◆ EXERCISE BRIEF ◆
Locate the word "coordinate" in the material, then show every line that holds it.

◆ PROVIDED ENTRIES ◆
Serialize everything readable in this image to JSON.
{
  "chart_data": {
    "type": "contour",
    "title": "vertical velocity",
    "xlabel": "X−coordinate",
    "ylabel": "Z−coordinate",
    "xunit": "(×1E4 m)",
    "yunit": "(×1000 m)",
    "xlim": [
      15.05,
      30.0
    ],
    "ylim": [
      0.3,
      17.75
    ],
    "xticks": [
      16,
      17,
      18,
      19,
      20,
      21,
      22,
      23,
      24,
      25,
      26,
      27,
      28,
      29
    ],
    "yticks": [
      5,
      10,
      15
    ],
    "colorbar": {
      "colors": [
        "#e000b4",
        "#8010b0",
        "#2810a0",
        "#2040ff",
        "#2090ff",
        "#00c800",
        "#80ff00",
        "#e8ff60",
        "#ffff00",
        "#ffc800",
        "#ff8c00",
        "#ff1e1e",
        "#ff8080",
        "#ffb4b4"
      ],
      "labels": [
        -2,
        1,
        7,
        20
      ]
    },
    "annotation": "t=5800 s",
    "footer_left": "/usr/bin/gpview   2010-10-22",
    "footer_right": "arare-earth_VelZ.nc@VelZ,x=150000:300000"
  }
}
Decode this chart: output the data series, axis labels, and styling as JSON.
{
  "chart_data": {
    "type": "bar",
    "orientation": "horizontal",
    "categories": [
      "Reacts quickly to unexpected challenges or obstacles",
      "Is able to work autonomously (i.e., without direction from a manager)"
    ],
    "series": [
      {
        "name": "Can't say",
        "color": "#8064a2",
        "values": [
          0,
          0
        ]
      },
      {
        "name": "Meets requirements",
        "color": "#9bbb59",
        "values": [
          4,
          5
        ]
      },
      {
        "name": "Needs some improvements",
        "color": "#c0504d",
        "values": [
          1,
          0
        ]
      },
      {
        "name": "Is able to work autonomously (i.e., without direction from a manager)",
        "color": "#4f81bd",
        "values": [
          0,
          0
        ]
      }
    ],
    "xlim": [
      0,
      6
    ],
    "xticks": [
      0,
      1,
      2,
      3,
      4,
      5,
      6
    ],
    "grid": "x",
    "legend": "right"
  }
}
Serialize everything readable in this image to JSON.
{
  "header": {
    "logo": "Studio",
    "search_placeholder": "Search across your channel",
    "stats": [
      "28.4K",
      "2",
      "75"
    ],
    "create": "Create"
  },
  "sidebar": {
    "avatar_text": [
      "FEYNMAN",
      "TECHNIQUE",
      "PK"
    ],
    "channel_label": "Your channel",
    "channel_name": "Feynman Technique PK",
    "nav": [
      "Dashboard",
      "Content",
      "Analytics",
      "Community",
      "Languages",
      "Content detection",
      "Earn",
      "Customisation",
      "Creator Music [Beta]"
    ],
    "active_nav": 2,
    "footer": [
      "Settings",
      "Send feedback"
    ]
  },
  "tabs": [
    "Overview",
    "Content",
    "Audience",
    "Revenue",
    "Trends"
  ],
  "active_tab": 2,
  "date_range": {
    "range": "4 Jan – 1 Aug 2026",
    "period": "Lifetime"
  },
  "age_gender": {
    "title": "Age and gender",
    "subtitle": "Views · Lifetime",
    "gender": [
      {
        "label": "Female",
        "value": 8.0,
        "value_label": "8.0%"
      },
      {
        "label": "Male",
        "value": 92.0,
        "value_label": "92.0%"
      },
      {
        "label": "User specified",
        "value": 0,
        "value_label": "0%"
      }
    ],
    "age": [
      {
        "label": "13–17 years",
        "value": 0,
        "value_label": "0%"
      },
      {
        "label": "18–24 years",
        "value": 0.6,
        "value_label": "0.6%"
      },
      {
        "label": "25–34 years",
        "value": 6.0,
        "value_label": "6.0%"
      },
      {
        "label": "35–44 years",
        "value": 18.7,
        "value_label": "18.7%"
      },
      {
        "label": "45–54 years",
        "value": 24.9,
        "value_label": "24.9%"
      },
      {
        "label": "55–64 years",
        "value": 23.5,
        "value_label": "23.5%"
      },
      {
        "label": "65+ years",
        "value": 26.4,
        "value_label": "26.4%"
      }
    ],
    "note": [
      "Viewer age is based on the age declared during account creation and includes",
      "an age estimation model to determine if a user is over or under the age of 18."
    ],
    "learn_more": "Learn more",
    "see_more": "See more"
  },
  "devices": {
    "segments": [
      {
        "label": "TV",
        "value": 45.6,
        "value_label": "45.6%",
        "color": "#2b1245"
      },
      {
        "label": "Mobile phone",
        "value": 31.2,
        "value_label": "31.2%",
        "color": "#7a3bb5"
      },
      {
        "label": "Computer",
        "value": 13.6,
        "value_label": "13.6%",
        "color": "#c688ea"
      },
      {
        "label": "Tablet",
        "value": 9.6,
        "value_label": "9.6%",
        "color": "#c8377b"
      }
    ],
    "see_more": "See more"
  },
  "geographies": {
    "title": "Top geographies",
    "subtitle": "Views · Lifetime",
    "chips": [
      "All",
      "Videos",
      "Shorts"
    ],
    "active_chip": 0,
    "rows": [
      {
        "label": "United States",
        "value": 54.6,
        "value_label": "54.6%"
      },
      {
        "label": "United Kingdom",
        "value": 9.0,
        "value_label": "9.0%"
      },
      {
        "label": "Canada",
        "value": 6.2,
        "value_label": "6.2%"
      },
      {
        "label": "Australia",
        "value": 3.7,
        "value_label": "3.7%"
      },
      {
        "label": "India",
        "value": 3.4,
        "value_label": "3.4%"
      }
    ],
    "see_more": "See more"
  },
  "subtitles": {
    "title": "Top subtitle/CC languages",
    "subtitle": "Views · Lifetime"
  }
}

◆ ANSWER FOR THIS EXERCISE ◆
    "xlabel": "X−coordinate",
    "ylabel": "Z−coordinate",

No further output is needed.